*Aim of the task*:
Every line of the records below should be restated exactly.
── Material to process ──
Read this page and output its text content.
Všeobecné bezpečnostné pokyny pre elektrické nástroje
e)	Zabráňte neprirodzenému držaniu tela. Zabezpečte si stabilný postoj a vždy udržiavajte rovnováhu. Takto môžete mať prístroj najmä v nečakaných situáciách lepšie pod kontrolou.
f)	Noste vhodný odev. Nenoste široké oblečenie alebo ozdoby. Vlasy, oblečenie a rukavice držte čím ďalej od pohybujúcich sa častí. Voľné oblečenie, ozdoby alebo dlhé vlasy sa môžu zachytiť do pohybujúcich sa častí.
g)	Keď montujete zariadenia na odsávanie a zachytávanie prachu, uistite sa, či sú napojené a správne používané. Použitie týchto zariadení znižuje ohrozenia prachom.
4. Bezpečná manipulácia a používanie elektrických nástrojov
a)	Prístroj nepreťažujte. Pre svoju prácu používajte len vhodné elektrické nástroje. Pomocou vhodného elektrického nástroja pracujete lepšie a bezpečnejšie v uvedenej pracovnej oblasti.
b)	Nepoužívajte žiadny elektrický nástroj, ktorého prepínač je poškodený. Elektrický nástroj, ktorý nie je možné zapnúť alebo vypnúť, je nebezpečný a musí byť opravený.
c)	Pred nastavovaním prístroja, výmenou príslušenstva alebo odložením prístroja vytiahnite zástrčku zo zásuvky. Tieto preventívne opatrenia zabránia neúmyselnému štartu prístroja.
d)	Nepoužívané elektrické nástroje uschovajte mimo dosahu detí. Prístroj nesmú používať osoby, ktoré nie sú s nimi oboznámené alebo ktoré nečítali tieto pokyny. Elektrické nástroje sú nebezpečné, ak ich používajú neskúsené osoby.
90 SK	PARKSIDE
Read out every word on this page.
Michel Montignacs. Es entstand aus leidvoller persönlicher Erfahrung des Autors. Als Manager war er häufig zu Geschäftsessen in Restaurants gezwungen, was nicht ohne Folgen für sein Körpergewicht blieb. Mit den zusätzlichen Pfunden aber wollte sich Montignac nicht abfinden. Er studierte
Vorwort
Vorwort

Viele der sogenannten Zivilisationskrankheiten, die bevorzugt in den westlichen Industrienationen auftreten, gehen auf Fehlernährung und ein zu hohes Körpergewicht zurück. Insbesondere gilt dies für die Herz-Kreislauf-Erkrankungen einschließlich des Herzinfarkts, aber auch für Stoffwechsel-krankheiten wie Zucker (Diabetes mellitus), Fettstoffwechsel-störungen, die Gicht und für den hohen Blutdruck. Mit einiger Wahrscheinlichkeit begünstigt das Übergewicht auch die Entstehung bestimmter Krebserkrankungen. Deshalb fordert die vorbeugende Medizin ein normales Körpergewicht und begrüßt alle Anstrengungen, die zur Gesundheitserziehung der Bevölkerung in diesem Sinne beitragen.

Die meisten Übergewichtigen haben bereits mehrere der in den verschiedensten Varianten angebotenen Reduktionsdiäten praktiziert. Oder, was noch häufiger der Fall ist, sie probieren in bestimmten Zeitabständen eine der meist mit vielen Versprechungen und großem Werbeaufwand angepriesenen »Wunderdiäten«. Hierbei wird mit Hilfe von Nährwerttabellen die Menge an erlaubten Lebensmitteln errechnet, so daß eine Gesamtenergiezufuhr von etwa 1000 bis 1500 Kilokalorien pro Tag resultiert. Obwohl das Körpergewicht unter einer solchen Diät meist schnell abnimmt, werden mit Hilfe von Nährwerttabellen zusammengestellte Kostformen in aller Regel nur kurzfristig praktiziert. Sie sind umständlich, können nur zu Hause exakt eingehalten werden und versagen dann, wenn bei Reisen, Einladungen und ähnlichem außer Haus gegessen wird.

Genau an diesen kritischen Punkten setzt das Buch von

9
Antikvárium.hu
───
*Task solution*:
Read this page and output its text content.
Všeobecné bezpečnostné pokyny pre elektrické nástroje
e)	Zabráňte neprirodzenému držaniu tela. Zabezpečte si stabilný postoj a vždy udržiavajte rovnováhu. Takto môžete mať prístroj najmä v nečakaných situáciách lepšie pod kontrolou.
f)	Noste vhodný odev. Nenoste široké oblečenie alebo ozdoby. Vlasy, oblečenie a rukavice držte čím ďalej od pohybujúcich sa častí. Voľné oblečenie, ozdoby alebo dlhé vlasy sa môžu zachytiť do pohybujúcich sa častí.
g)	Keď montujete zariadenia na odsávanie a zachytávanie prachu, uistite sa, či sú napojené a správne používané. Použitie týchto zariadení znižuje ohrozenia prachom.
4. Bezpečná manipulácia a používanie elektrických nástrojov
a)	Prístroj nepreťažujte. Pre svoju prácu používajte len vhodné elektrické nástroje. Pomocou vhodného elektrického nástroja pracujete lepšie a bezpečnejšie v uvedenej pracovnej oblasti.
b)	Nepoužívajte žiadny elektrický nástroj, ktorého prepínač je poškodený. Elektrický nástroj, ktorý nie je možné zapnúť alebo vypnúť, je nebezpečný a musí byť opravený.
c)	Pred nastavovaním prístroja, výmenou príslušenstva alebo odložením prístroja vytiahnite zástrčku zo zásuvky. Tieto preventívne opatrenia zabránia neúmyselnému štartu prístroja.
d)	Nepoužívané elektrické nástroje uschovajte mimo dosahu detí. Prístroj nesmú používať osoby, ktoré nie sú s nimi oboznámené alebo ktoré nečítali tieto pokyny. Elektrické nástroje sú nebezpečné, ak ich používajú neskúsené osoby.
90 SK	PARKSIDE
Read out every word on this page.
Michel Montignacs. Es entstand aus leidvoller persönlicher Erfahrung des Autors. Als Manager war er häufig zu Geschäftsessen in Restaurants gezwungen, was nicht ohne Folgen für sein Körpergewicht blieb. Mit den zusätzlichen Pfunden aber wollte sich Montignac nicht abfinden. Er studierte
Vorwort
Vorwort

Viele der sogenannten Zivilisationskrankheiten, die bevorzugt in den westlichen Industrienationen auftreten, gehen auf Fehlernährung und ein zu hohes Körpergewicht zurück. Insbesondere gilt dies für die Herz-Kreislauf-Erkrankungen einschließlich des Herzinfarkts, aber auch für Stoffwechsel-krankheiten wie Zucker (Diabetes mellitus), Fettstoffwechsel-störungen, die Gicht und für den hohen Blutdruck. Mit einiger Wahrscheinlichkeit begünstigt das Übergewicht auch die Entstehung bestimmter Krebserkrankungen. Deshalb fordert die vorbeugende Medizin ein normales Körpergewicht und begrüßt alle Anstrengungen, die zur Gesundheitserziehung der Bevölkerung in diesem Sinne beitragen.

Die meisten Übergewichtigen haben bereits mehrere der in den verschiedensten Varianten angebotenen Reduktionsdiäten praktiziert. Oder, was noch häufiger der Fall ist, sie probieren in bestimmten Zeitabständen eine der meist mit vielen Versprechungen und großem Werbeaufwand angepriesenen »Wunderdiäten«. Hierbei wird mit Hilfe von Nährwerttabellen die Menge an erlaubten Lebensmitteln errechnet, so daß eine Gesamtenergiezufuhr von etwa 1000 bis 1500 Kilokalorien pro Tag resultiert. Obwohl das Körpergewicht unter einer solchen Diät meist schnell abnimmt, werden mit Hilfe von Nährwerttabellen zusammengestellte Kostformen in aller Regel nur kurzfristig praktiziert. Sie sind umständlich, können nur zu Hause exakt eingehalten werden und versagen dann, wenn bei Reisen, Einladungen und ähnlichem außer Haus gegessen wird.

Genau an diesen kritischen Punkten setzt das Buch von

9
Antikvárium.hu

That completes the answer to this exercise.